▸ THE REQUEST
Say how many lines contain the word "ylabel" and give no other text.

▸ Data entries

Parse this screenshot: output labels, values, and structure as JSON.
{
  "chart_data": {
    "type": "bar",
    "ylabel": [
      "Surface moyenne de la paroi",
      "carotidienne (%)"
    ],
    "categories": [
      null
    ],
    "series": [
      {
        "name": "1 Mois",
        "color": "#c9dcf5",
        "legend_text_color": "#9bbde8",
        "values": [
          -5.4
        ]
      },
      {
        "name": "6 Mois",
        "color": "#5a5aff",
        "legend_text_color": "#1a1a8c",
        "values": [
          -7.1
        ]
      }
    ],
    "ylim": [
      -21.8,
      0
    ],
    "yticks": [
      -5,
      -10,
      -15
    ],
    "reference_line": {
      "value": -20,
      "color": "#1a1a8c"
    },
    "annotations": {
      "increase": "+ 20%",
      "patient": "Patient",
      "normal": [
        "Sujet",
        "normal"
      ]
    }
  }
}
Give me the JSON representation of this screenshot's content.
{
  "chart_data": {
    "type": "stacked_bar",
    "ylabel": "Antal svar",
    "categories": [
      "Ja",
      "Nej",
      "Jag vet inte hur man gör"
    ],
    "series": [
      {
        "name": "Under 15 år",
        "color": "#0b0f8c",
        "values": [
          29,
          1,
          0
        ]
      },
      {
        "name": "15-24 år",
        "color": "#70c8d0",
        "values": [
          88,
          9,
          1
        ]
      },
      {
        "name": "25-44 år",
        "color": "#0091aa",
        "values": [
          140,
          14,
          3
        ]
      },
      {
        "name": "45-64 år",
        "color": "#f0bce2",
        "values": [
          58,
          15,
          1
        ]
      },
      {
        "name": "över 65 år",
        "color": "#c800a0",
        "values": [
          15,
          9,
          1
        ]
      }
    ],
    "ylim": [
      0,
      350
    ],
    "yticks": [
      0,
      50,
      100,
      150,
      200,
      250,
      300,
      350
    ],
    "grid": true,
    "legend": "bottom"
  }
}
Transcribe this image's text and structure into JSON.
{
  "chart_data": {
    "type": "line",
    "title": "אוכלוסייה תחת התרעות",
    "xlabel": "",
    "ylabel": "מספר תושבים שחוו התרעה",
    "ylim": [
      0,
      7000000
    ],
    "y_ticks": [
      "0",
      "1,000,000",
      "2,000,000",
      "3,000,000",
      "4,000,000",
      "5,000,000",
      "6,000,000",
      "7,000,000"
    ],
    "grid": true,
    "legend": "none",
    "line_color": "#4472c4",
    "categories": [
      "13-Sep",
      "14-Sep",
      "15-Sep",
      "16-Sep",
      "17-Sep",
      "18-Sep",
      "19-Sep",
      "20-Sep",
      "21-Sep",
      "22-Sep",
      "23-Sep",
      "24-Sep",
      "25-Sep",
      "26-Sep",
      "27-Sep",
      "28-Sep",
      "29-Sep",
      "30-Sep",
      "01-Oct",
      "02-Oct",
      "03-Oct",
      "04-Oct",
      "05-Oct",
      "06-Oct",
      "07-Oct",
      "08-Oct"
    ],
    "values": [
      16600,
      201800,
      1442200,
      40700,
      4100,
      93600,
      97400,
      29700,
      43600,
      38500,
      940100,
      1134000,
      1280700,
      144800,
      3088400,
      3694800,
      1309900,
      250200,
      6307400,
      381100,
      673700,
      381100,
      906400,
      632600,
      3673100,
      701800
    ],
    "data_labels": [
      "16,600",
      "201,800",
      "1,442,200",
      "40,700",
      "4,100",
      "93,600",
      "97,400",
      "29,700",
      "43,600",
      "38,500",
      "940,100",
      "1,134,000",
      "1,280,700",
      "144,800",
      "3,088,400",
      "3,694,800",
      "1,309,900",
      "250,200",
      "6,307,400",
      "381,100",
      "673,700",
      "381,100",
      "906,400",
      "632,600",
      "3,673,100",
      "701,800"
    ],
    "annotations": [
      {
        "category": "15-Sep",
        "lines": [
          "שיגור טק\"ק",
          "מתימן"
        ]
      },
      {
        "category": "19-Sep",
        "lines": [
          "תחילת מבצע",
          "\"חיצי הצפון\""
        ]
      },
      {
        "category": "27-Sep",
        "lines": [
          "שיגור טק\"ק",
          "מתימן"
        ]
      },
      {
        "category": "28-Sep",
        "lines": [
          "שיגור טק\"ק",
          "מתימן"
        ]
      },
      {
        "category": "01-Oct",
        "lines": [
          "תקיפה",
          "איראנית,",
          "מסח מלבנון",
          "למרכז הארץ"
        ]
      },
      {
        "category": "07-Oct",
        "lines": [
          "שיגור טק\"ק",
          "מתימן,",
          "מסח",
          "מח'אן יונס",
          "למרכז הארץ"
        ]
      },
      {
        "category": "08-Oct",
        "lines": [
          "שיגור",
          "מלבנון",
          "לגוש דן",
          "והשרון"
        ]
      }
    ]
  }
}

▸ WORKED ANSWER
3